- _Exercise objective_: Copy out the rows below, swapping every "x-tick-label" for "x-axis-label" and keeping everything else the same. Leave the pictures out.

begin

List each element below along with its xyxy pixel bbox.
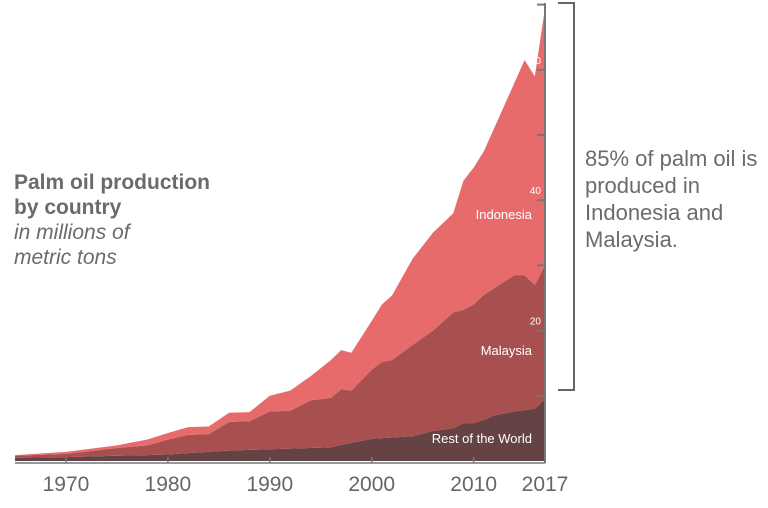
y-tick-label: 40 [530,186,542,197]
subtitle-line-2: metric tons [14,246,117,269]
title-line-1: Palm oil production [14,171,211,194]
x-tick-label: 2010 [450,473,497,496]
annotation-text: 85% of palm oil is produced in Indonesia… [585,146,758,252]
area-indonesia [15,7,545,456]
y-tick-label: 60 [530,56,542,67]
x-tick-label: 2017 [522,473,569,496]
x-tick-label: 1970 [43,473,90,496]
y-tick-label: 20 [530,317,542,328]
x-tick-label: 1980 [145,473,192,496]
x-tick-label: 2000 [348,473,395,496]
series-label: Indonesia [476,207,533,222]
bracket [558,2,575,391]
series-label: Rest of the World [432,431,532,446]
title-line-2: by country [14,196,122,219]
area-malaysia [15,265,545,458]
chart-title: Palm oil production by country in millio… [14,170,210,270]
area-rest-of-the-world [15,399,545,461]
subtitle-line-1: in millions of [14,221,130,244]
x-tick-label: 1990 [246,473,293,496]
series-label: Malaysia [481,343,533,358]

end

- _Right answer_:
List each element below along with its xyxy pixel bbox.
y-tick-label: 40 [530,186,542,197]
subtitle-line-2: metric tons [14,246,117,269]
title-line-1: Palm oil production [14,171,211,194]
x-axis-label: 2010 [450,473,497,496]
annotation-text: 85% of palm oil is produced in Indonesia… [585,146,758,252]
area-indonesia [15,7,545,456]
y-tick-label: 60 [530,56,542,67]
x-axis-label: 2017 [522,473,569,496]
x-axis-label: 1970 [43,473,90,496]
y-tick-label: 20 [530,317,542,328]
x-axis-label: 1980 [145,473,192,496]
x-axis-label: 2000 [348,473,395,496]
series-label: Indonesia [476,207,533,222]
bracket [558,2,575,391]
series-label: Rest of the World [432,431,532,446]
title-line-2: by country [14,196,122,219]
area-malaysia [15,265,545,458]
chart-title: Palm oil production by country in millio… [14,170,210,270]
area-rest-of-the-world [15,399,545,461]
subtitle-line-1: in millions of [14,221,130,244]
x-axis-label: 1990 [246,473,293,496]
series-label: Malaysia [481,343,533,358]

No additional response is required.